**Stated exercise A:** According to the text on Biblical storytelling, in what year did Tom Boomershine and Gil Bartholomew begin the Network of Biblical Storytellers?
**Stated exercise B:** Reproduce the Biblical storytelling text word for word, from "Biblical storytelling is" up to and including "story as well.".

** start of Text **

= Biblical storytelling =

Biblical storytelling is a discipline in which the storyteller takes a passage from the Bible, studies and reflects on that passage, and then tells it in a way so that the hearers may best connect with the story as well.

==History==
Biblical storytellers place themselves in line with the oral tradition of the Biblical time-period, understanding that the normal mode of engaging with the Bible during this time was through the public reading of scripture or in the retelling of stories. Modern Biblical storytelling as a discipline may be traced to Tom Boomershine, a longtime professor at United Theological Seminary in Dayton, Ohio who experimented with the idea of memorising stories in the Bible and performing them during his years in seminary. In 1977, he together with Gil Bartholomew (now Adam Bartholomew) then went to begin the Network of Biblical Storytellers (NBS). Biblical storytelling guilds began to form internationally, with one forming in Australia in 1990, one in Canada in 1996, and later ones in the United Kingdom and in Singapore. Boomershine was also the founder and former chair of the Bible in Ancient and Modern Media group in the Society of Biblical Literature, which researches the art and practice of Biblical storytelling in the ancient and modern world as well as how different media have been and continue to be used to disseminate Biblical material.

==Techniques==

===Internalization===
The term memorization is rarely used when describing storytelling because it usually is taken to mean rote learning. Instead the process is described as 'internalization' or 'committing to deep memory'. As a result of this process the general expectation is that the storyteller will be able to tell the story with 95% content accuracy and 75% verbal accuracy. Techniques may be used as follows:
1. Making sure the script is easy to read
2. Breaking up the story into scenes
3. Identifying key words and phrases
4. Identifying locations
5. Investigating and understanding characters
6. Tracking the emotional journey
7. Understanding how the story functions in the wider context

===Presentation===
Presenting a story from the Bible borrows many techniques from acting, yet in many ways it is quite a distinct art form. Instead of solely taking on one character, the storyteller describes the entire scene in the imagination of the audience. Because storytelling is usually done without many props or sets, this requires the storyteller to visualise the scene of the story in order to describe it physically whilst telling the story. A number of techniques may be used:
1. Locations - Using consistent places in the space for locations and characters in the story.
2. Reacting - Acting as an emotional guide for the audience.

** end of Text **
** start of Data shown **

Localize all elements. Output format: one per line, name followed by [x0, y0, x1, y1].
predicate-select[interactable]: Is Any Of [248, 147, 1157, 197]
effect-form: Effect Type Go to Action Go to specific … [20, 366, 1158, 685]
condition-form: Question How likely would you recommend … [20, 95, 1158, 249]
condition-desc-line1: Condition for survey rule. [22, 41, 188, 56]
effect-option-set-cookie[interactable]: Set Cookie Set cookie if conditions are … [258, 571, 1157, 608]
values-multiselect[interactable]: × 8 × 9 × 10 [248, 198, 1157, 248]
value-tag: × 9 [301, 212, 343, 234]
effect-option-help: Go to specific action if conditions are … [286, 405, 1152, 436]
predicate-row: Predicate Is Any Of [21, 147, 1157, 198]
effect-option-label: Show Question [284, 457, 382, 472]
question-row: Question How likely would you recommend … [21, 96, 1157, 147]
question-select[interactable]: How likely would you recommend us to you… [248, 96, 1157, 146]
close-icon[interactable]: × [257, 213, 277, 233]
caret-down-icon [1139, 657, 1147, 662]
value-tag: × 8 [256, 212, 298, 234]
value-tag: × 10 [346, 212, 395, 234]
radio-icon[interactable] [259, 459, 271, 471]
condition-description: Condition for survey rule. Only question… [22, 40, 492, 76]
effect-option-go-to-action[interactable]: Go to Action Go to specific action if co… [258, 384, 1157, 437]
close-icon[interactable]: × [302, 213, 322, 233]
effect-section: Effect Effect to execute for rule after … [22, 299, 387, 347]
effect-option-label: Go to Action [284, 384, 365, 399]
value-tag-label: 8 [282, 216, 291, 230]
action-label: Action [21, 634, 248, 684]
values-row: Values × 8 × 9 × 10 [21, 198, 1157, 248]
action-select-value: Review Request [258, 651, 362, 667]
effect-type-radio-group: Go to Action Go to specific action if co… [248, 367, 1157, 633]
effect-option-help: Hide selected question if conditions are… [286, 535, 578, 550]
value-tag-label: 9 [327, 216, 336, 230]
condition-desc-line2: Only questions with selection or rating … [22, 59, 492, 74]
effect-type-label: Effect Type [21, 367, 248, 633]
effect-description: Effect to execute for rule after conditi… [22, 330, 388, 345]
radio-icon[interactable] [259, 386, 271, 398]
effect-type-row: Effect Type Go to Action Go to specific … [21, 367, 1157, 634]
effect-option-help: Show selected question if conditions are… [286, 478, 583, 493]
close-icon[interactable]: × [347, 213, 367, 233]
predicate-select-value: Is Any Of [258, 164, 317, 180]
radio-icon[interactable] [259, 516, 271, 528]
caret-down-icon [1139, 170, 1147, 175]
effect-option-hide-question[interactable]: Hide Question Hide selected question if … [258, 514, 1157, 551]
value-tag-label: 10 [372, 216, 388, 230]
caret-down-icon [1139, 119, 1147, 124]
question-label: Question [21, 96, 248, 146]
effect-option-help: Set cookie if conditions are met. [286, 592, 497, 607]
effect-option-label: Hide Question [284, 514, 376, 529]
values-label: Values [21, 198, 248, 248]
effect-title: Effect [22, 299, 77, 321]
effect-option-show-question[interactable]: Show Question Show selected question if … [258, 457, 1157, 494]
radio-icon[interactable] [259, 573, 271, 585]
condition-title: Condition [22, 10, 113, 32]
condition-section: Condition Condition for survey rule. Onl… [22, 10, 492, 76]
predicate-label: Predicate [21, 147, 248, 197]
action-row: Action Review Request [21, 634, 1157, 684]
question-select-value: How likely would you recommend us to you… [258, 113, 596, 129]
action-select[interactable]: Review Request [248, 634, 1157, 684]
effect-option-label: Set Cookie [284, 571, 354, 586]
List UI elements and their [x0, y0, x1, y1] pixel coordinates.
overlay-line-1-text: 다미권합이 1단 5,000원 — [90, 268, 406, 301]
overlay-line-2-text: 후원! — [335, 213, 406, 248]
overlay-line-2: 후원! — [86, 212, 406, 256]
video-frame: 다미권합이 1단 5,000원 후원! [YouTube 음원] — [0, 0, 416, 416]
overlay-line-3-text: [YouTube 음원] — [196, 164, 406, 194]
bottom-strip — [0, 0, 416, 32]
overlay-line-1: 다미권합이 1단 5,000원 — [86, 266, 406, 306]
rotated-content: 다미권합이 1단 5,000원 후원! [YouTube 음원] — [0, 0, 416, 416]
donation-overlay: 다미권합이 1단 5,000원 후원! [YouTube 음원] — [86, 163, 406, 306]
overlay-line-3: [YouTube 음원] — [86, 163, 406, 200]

** end of Data shown **

**Task response A:** 1977

**Task response B:**
Biblical storytelling is a discipline in which the storyteller takes a passage from the Bible, studies and reflects on that passage, and then tells it in a way so that the hearers may best connect with the story as well.